- **Material provided**:
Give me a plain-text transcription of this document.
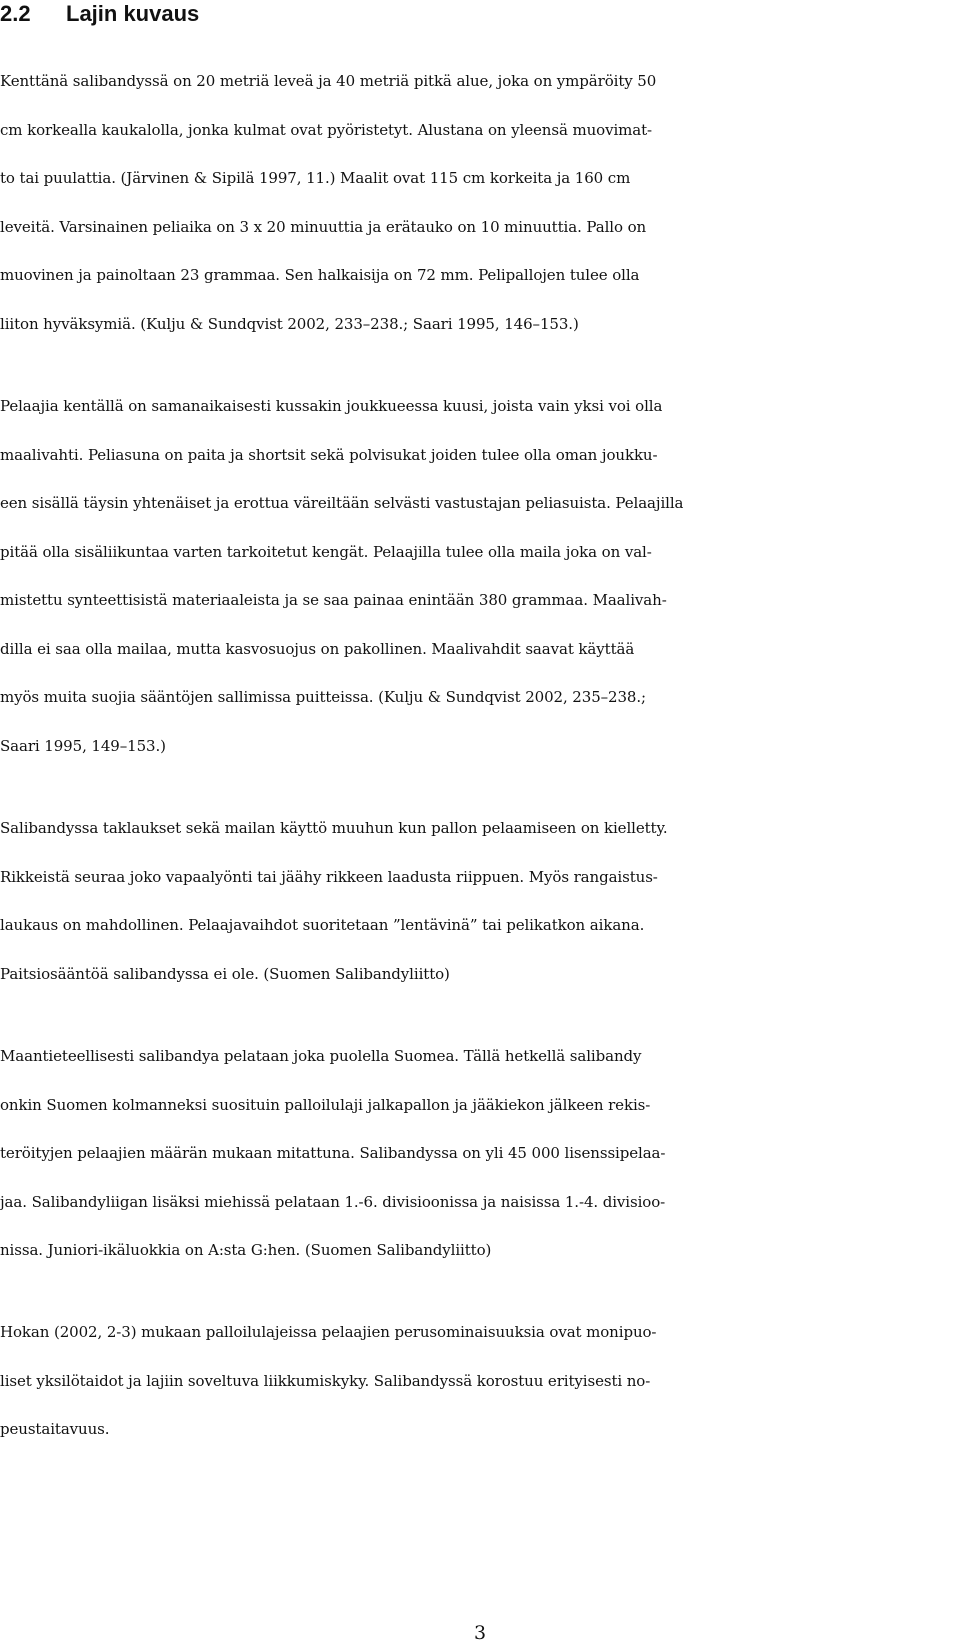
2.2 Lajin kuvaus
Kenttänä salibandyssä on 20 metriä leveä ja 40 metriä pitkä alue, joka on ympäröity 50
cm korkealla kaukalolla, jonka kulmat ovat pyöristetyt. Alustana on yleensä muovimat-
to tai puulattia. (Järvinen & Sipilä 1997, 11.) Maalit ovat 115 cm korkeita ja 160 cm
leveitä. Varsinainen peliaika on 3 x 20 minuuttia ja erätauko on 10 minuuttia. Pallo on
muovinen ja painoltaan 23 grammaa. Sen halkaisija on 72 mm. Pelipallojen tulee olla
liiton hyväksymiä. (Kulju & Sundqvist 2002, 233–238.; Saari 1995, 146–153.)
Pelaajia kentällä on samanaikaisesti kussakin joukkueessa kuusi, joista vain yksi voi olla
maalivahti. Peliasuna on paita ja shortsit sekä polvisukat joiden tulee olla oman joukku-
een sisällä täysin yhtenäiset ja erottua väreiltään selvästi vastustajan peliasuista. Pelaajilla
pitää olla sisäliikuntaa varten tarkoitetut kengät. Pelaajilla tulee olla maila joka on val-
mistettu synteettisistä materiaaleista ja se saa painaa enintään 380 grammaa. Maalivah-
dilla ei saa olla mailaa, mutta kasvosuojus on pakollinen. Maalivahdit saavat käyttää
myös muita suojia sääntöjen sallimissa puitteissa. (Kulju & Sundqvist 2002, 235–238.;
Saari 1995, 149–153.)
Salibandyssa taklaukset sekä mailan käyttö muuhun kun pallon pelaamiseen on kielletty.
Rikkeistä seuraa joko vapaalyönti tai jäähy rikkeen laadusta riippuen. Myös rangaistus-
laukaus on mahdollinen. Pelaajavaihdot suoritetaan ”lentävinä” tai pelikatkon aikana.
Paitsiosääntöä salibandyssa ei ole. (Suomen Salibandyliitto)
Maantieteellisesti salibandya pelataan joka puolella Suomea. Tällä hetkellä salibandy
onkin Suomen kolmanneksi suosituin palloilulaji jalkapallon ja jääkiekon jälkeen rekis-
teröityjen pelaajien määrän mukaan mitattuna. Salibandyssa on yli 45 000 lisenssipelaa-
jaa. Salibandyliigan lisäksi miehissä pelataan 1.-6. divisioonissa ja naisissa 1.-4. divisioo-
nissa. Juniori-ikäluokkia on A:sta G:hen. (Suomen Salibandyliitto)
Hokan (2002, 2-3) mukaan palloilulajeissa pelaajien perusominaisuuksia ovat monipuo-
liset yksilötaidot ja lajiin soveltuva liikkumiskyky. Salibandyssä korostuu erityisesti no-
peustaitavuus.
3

- **Exercise goal**:
Copy out all of the data word for word. Do not carry over any picture.

- **Full answer**:
Give me a plain-text transcription of this document.
2.2 Lajin kuvaus
Kenttänä salibandyssä on 20 metriä leveä ja 40 metriä pitkä alue, joka on ympäröity 50
cm korkealla kaukalolla, jonka kulmat ovat pyöristetyt. Alustana on yleensä muovimat-
to tai puulattia. (Järvinen & Sipilä 1997, 11.) Maalit ovat 115 cm korkeita ja 160 cm
leveitä. Varsinainen peliaika on 3 x 20 minuuttia ja erätauko on 10 minuuttia. Pallo on
muovinen ja painoltaan 23 grammaa. Sen halkaisija on 72 mm. Pelipallojen tulee olla
liiton hyväksymiä. (Kulju & Sundqvist 2002, 233–238.; Saari 1995, 146–153.)
Pelaajia kentällä on samanaikaisesti kussakin joukkueessa kuusi, joista vain yksi voi olla
maalivahti. Peliasuna on paita ja shortsit sekä polvisukat joiden tulee olla oman joukku-
een sisällä täysin yhtenäiset ja erottua väreiltään selvästi vastustajan peliasuista. Pelaajilla
pitää olla sisäliikuntaa varten tarkoitetut kengät. Pelaajilla tulee olla maila joka on val-
mistettu synteettisistä materiaaleista ja se saa painaa enintään 380 grammaa. Maalivah-
dilla ei saa olla mailaa, mutta kasvosuojus on pakollinen. Maalivahdit saavat käyttää
myös muita suojia sääntöjen sallimissa puitteissa. (Kulju & Sundqvist 2002, 235–238.;
Saari 1995, 149–153.)
Salibandyssa taklaukset sekä mailan käyttö muuhun kun pallon pelaamiseen on kielletty.
Rikkeistä seuraa joko vapaalyönti tai jäähy rikkeen laadusta riippuen. Myös rangaistus-
laukaus on mahdollinen. Pelaajavaihdot suoritetaan ”lentävinä” tai pelikatkon aikana.
Paitsiosääntöä salibandyssa ei ole. (Suomen Salibandyliitto)
Maantieteellisesti salibandya pelataan joka puolella Suomea. Tällä hetkellä salibandy
onkin Suomen kolmanneksi suosituin palloilulaji jalkapallon ja jääkiekon jälkeen rekis-
teröityjen pelaajien määrän mukaan mitattuna. Salibandyssa on yli 45 000 lisenssipelaa-
jaa. Salibandyliigan lisäksi miehissä pelataan 1.-6. divisioonissa ja naisissa 1.-4. divisioo-
nissa. Juniori-ikäluokkia on A:sta G:hen. (Suomen Salibandyliitto)
Hokan (2002, 2-3) mukaan palloilulajeissa pelaajien perusominaisuuksia ovat monipuo-
liset yksilötaidot ja lajiin soveltuva liikkumiskyky. Salibandyssä korostuu erityisesti no-
peustaitavuus.
3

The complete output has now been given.